• **Entries supplied**
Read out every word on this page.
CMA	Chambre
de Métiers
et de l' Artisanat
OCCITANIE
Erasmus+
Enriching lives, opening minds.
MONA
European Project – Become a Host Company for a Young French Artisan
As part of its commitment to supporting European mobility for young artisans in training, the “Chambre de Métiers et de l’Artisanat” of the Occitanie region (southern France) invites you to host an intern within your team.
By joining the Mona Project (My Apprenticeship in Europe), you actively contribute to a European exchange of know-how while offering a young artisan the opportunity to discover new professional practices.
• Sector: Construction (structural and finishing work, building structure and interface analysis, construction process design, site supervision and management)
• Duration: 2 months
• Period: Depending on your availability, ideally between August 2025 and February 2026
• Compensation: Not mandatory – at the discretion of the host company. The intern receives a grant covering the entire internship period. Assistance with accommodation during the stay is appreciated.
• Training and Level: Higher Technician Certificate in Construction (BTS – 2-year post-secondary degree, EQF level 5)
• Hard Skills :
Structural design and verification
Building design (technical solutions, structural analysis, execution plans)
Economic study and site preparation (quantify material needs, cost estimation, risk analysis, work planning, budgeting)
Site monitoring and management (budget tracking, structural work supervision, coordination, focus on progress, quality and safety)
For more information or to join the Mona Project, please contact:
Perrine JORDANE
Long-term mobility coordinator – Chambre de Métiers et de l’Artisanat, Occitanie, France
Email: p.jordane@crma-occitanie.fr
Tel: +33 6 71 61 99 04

• **Directions for this task**
Find every line that has "European" in it, then return those lines.

• **Exercise output**
European Project – Become a Host Company for a Young French Artisan
As part of its commitment to supporting European mobility for young artisans in training, the “Chambre de Métiers et de l’Artisanat” of the Occitanie region (southern France) invites you to host an intern within your team.
By joining the Mona Project (My Apprenticeship in Europe), you actively contribute to a European exchange of know-how while offering a young artisan the opportunity to discover new professional practices.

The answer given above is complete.